(Data entries)
* begin *
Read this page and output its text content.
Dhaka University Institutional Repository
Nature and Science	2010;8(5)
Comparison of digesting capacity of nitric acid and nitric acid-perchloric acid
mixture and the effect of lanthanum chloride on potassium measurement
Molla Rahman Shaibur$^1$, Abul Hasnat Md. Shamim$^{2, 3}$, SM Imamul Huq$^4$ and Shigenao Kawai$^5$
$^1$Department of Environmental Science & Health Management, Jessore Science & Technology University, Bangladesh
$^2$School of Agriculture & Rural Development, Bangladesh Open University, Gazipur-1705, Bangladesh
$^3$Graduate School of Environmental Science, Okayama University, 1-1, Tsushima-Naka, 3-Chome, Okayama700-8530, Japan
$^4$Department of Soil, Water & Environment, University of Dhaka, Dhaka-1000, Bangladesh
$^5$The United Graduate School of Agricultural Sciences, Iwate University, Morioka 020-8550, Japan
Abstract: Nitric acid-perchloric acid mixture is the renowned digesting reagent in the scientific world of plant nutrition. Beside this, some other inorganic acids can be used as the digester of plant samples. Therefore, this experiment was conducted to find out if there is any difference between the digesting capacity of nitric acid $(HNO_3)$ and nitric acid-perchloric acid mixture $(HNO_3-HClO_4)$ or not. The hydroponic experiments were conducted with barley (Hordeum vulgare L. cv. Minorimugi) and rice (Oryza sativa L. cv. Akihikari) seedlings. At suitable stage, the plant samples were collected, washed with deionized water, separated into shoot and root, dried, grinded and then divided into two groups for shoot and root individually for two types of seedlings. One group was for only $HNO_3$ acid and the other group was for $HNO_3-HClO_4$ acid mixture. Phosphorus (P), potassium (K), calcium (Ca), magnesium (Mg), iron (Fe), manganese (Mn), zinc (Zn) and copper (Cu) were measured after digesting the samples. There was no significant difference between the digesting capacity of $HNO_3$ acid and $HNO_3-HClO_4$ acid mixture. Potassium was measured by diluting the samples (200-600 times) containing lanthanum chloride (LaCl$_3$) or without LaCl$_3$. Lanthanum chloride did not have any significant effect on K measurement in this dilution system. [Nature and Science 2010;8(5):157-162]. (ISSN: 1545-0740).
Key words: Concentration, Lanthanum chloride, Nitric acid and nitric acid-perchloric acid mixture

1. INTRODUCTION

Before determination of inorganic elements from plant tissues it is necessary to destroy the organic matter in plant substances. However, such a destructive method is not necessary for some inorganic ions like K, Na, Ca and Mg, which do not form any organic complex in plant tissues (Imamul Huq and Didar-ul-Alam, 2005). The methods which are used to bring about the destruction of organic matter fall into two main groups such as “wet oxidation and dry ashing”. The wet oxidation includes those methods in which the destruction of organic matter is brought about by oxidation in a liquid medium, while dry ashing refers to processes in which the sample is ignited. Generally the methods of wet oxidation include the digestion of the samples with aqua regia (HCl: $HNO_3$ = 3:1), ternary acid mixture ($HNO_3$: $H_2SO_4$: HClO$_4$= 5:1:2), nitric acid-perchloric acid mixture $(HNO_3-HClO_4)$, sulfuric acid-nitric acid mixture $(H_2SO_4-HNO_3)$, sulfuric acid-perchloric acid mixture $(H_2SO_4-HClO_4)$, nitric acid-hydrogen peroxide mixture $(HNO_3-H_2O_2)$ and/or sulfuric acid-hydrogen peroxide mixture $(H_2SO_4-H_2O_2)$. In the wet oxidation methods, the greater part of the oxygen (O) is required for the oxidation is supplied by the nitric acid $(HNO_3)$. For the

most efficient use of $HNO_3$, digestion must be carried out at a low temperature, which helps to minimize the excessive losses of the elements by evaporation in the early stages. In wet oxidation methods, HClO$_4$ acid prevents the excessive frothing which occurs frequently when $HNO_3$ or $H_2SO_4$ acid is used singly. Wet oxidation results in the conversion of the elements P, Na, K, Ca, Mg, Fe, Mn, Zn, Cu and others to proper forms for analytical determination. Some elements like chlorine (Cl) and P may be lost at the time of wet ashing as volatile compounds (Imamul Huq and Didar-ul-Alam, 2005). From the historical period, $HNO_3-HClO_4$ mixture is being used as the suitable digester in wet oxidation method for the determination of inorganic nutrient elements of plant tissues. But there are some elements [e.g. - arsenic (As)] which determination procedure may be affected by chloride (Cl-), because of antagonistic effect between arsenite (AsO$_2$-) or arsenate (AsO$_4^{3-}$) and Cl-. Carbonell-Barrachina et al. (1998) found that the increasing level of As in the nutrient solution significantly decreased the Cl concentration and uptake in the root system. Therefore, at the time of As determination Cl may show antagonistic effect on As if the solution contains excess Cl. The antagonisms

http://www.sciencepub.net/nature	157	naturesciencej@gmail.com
* end *
### Written task
Return every entry exactly as given.

### Solution to this problem
Read this page and output its text content.
Dhaka University Institutional Repository
Nature and Science	2010;8(5)
Comparison of digesting capacity of nitric acid and nitric acid-perchloric acid
mixture and the effect of lanthanum chloride on potassium measurement
Molla Rahman Shaibur$^1$, Abul Hasnat Md. Shamim$^{2, 3}$, SM Imamul Huq$^4$ and Shigenao Kawai$^5$
$^1$Department of Environmental Science & Health Management, Jessore Science & Technology University, Bangladesh
$^2$School of Agriculture & Rural Development, Bangladesh Open University, Gazipur-1705, Bangladesh
$^3$Graduate School of Environmental Science, Okayama University, 1-1, Tsushima-Naka, 3-Chome, Okayama700-8530, Japan
$^4$Department of Soil, Water & Environment, University of Dhaka, Dhaka-1000, Bangladesh
$^5$The United Graduate School of Agricultural Sciences, Iwate University, Morioka 020-8550, Japan
Abstract: Nitric acid-perchloric acid mixture is the renowned digesting reagent in the scientific world of plant nutrition. Beside this, some other inorganic acids can be used as the digester of plant samples. Therefore, this experiment was conducted to find out if there is any difference between the digesting capacity of nitric acid $(HNO_3)$ and nitric acid-perchloric acid mixture $(HNO_3-HClO_4)$ or not. The hydroponic experiments were conducted with barley (Hordeum vulgare L. cv. Minorimugi) and rice (Oryza sativa L. cv. Akihikari) seedlings. At suitable stage, the plant samples were collected, washed with deionized water, separated into shoot and root, dried, grinded and then divided into two groups for shoot and root individually for two types of seedlings. One group was for only $HNO_3$ acid and the other group was for $HNO_3-HClO_4$ acid mixture. Phosphorus (P), potassium (K), calcium (Ca), magnesium (Mg), iron (Fe), manganese (Mn), zinc (Zn) and copper (Cu) were measured after digesting the samples. There was no significant difference between the digesting capacity of $HNO_3$ acid and $HNO_3-HClO_4$ acid mixture. Potassium was measured by diluting the samples (200-600 times) containing lanthanum chloride (LaCl$_3$) or without LaCl$_3$. Lanthanum chloride did not have any significant effect on K measurement in this dilution system. [Nature and Science 2010;8(5):157-162]. (ISSN: 1545-0740).
Key words: Concentration, Lanthanum chloride, Nitric acid and nitric acid-perchloric acid mixture

1. INTRODUCTION

Before determination of inorganic elements from plant tissues it is necessary to destroy the organic matter in plant substances. However, such a destructive method is not necessary for some inorganic ions like K, Na, Ca and Mg, which do not form any organic complex in plant tissues (Imamul Huq and Didar-ul-Alam, 2005). The methods which are used to bring about the destruction of organic matter fall into two main groups such as “wet oxidation and dry ashing”. The wet oxidation includes those methods in which the destruction of organic matter is brought about by oxidation in a liquid medium, while dry ashing refers to processes in which the sample is ignited. Generally the methods of wet oxidation include the digestion of the samples with aqua regia (HCl: $HNO_3$ = 3:1), ternary acid mixture ($HNO_3$: $H_2SO_4$: HClO$_4$= 5:1:2), nitric acid-perchloric acid mixture $(HNO_3-HClO_4)$, sulfuric acid-nitric acid mixture $(H_2SO_4-HNO_3)$, sulfuric acid-perchloric acid mixture $(H_2SO_4-HClO_4)$, nitric acid-hydrogen peroxide mixture $(HNO_3-H_2O_2)$ and/or sulfuric acid-hydrogen peroxide mixture $(H_2SO_4-H_2O_2)$. In the wet oxidation methods, the greater part of the oxygen (O) is required for the oxidation is supplied by the nitric acid $(HNO_3)$. For the

most efficient use of $HNO_3$, digestion must be carried out at a low temperature, which helps to minimize the excessive losses of the elements by evaporation in the early stages. In wet oxidation methods, HClO$_4$ acid prevents the excessive frothing which occurs frequently when $HNO_3$ or $H_2SO_4$ acid is used singly. Wet oxidation results in the conversion of the elements P, Na, K, Ca, Mg, Fe, Mn, Zn, Cu and others to proper forms for analytical determination. Some elements like chlorine (Cl) and P may be lost at the time of wet ashing as volatile compounds (Imamul Huq and Didar-ul-Alam, 2005). From the historical period, $HNO_3-HClO_4$ mixture is being used as the suitable digester in wet oxidation method for the determination of inorganic nutrient elements of plant tissues. But there are some elements [e.g. - arsenic (As)] which determination procedure may be affected by chloride (Cl-), because of antagonistic effect between arsenite (AsO$_2$-) or arsenate (AsO$_4^{3-}$) and Cl-. Carbonell-Barrachina et al. (1998) found that the increasing level of As in the nutrient solution significantly decreased the Cl concentration and uptake in the root system. Therefore, at the time of As determination Cl may show antagonistic effect on As if the solution contains excess Cl. The antagonisms

http://www.sciencepub.net/nature	157	naturesciencej@gmail.com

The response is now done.